→ **Your instructions**:
Below are the records; collect from them each line containing the string "浮动盈亏".

→ **Available records**:
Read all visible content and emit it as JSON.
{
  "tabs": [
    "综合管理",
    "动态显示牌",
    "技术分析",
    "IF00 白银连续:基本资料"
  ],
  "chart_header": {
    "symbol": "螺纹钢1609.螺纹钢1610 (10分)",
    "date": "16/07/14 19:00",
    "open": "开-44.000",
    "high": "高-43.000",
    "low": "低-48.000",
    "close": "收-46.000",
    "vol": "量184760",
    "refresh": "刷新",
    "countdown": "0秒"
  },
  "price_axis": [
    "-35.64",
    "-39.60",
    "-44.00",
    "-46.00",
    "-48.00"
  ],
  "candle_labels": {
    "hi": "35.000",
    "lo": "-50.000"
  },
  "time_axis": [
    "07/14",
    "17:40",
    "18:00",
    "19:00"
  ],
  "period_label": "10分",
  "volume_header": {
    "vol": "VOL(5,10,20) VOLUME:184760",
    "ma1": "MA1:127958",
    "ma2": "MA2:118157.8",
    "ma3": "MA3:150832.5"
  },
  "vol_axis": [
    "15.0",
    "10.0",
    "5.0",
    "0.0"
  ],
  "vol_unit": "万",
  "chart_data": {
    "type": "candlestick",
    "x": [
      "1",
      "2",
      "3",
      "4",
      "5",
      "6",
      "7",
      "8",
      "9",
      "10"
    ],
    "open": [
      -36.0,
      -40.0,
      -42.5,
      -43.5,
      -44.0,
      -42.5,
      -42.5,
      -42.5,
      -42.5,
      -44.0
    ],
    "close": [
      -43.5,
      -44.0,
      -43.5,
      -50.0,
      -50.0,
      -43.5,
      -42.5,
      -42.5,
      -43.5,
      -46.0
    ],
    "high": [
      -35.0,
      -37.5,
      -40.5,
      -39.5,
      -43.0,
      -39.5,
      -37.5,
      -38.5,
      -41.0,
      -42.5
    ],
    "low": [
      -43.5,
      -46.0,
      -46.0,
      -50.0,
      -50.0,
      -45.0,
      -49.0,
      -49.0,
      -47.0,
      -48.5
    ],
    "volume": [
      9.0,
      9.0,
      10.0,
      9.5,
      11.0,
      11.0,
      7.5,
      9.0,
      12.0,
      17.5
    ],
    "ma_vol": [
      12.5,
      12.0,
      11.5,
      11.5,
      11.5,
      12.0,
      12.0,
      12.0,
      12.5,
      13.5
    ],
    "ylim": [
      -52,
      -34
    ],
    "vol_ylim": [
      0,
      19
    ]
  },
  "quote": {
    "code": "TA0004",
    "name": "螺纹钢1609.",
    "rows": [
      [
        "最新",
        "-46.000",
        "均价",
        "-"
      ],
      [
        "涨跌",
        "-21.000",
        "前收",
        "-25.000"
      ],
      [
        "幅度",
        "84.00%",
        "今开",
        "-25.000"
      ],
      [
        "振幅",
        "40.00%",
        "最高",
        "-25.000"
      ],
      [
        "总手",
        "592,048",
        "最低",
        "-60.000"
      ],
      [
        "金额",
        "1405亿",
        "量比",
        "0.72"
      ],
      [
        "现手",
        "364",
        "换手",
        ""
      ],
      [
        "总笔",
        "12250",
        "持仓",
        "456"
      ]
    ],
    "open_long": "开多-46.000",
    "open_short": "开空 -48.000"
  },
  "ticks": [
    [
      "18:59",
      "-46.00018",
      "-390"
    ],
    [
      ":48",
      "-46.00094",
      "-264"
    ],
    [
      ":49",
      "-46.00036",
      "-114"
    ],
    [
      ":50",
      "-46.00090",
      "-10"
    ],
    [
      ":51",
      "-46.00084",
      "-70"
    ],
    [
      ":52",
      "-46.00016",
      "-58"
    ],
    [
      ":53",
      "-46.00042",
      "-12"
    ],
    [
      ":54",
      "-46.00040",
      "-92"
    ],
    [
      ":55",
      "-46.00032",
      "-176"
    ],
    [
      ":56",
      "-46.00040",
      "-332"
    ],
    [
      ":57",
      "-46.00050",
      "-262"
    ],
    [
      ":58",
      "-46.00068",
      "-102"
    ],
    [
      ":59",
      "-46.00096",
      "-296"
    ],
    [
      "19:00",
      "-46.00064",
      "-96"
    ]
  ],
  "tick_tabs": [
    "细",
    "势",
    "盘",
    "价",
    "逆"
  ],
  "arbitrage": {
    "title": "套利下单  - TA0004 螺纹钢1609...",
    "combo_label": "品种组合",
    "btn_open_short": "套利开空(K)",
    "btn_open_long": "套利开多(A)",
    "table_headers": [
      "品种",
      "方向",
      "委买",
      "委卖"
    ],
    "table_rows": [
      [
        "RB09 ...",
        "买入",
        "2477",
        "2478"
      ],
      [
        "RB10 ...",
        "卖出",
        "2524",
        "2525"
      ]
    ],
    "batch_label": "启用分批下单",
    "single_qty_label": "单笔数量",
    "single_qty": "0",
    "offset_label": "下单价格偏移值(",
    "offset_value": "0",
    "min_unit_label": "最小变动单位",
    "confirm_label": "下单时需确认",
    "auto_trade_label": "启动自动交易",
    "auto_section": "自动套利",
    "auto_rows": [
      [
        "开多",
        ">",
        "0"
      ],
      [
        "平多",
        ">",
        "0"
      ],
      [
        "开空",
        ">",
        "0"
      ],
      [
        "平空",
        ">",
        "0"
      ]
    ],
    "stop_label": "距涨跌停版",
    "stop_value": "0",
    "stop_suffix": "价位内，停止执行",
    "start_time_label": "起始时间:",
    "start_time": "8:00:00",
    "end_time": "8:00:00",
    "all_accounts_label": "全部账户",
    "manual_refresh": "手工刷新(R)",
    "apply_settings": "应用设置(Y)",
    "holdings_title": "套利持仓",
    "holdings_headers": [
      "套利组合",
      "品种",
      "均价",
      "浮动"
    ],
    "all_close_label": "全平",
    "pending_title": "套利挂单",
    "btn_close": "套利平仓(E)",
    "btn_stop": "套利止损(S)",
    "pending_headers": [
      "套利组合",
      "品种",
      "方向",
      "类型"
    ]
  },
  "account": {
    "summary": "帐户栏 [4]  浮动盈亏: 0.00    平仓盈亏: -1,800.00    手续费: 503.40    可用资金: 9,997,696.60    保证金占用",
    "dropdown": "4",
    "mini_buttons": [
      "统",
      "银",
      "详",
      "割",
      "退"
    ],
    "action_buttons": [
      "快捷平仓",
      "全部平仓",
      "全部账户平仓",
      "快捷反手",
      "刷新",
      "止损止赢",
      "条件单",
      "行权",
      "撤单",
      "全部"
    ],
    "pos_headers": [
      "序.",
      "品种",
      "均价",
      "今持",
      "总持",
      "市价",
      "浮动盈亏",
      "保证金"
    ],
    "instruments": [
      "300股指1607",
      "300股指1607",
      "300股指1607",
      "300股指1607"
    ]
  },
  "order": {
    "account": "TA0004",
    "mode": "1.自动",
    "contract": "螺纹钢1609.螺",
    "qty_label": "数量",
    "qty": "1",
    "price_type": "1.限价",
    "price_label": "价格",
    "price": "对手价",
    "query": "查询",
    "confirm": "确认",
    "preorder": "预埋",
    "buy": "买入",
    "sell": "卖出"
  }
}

→ **Correct response**:
    "summary": "帐户栏 [4]  浮动盈亏: 0.00    平仓盈亏: -1,800.00    手续费: 503.40    可用资金: 9,997,696.60    保证金占用",
      "浮动盈亏",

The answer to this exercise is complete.